— Begin RAW RECORDS —
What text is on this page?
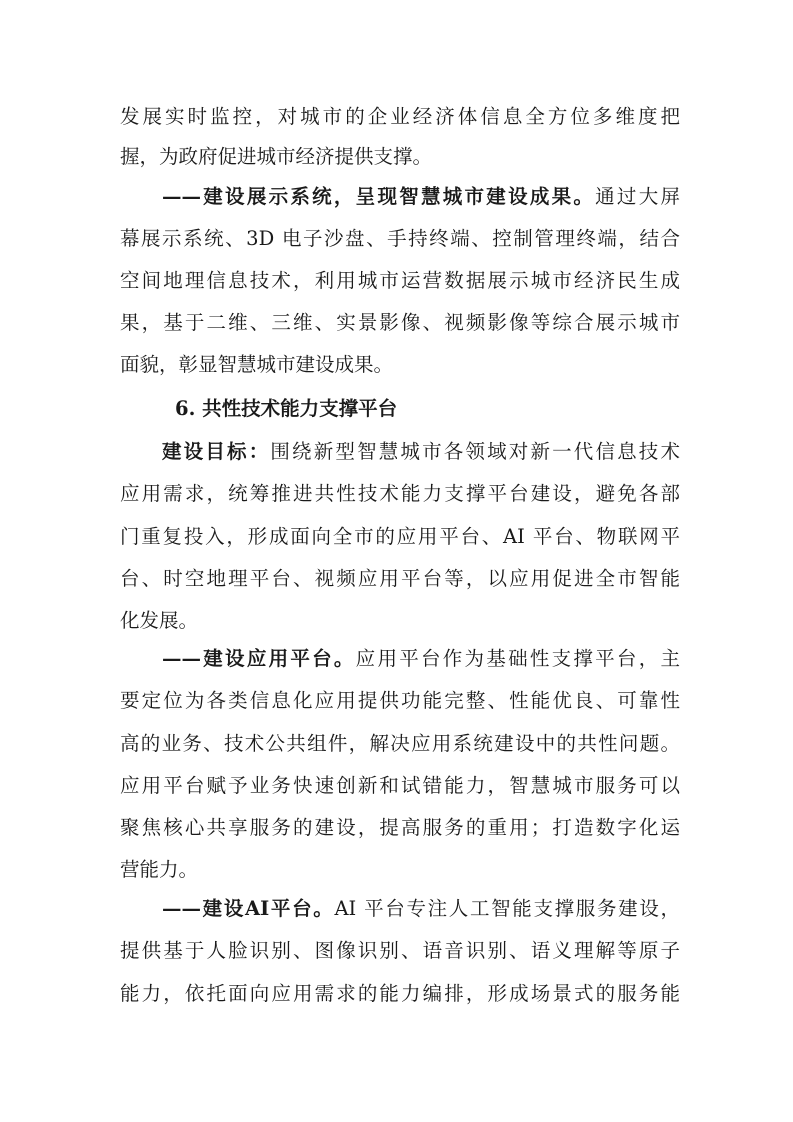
发展实时监控，对城市的企业经济体信息全方位多维度把
握，为政府促进城市经济提供支撑。
——建设展示系统，呈现智慧城市建设成果。通过大屏
幕展示系统、3D 电子沙盘、手持终端、控制管理终端，结合
空间地理信息技术，利用城市运营数据展示城市经济民生成
果，基于二维、三维、实景影像、视频影像等综合展示城市
面貌，彰显智慧城市建设成果。
6. 共性技术能力支撑平台
建设目标：围绕新型智慧城市各领域对新一代信息技术
应用需求，统筹推进共性技术能力支撑平台建设，避免各部
门重复投入，形成面向全市的应用平台、AI 平台、物联网平
台、时空地理平台、视频应用平台等，以应用促进全市智能
化发展。
——建设应用平台。应用平台作为基础性支撑平台，主
要定位为各类信息化应用提供功能完整、性能优良、可靠性
高的业务、技术公共组件，解决应用系统建设中的共性问题。
应用平台赋予业务快速创新和试错能力，智慧城市服务可以
聚焦核心共享服务的建设，提高服务的重用；打造数字化运
营能力。
——建设AI平台。AI 平台专注人工智能支撑服务建设，
提供基于人脸识别、图像识别、语音识别、语义理解等原子
能力，依托面向应用需求的能力编排，形成场景式的服务能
— End RAW RECORDS —
* [PROMPT] Reproduce the entries exactly. Do not carry over any picture.

* [ANSWER]
What text is on this page?
发展实时监控，对城市的企业经济体信息全方位多维度把
握，为政府促进城市经济提供支撑。
——建设展示系统，呈现智慧城市建设成果。通过大屏
幕展示系统、3D 电子沙盘、手持终端、控制管理终端，结合
空间地理信息技术，利用城市运营数据展示城市经济民生成
果，基于二维、三维、实景影像、视频影像等综合展示城市
面貌，彰显智慧城市建设成果。
6. 共性技术能力支撑平台
建设目标：围绕新型智慧城市各领域对新一代信息技术
应用需求，统筹推进共性技术能力支撑平台建设，避免各部
门重复投入，形成面向全市的应用平台、AI 平台、物联网平
台、时空地理平台、视频应用平台等，以应用促进全市智能
化发展。
——建设应用平台。应用平台作为基础性支撑平台，主
要定位为各类信息化应用提供功能完整、性能优良、可靠性
高的业务、技术公共组件，解决应用系统建设中的共性问题。
应用平台赋予业务快速创新和试错能力，智慧城市服务可以
聚焦核心共享服务的建设，提高服务的重用；打造数字化运
营能力。
——建设AI平台。AI 平台专注人工智能支撑服务建设，
提供基于人脸识别、图像识别、语音识别、语义理解等原子
能力，依托面向应用需求的能力编排，形成场景式的服务能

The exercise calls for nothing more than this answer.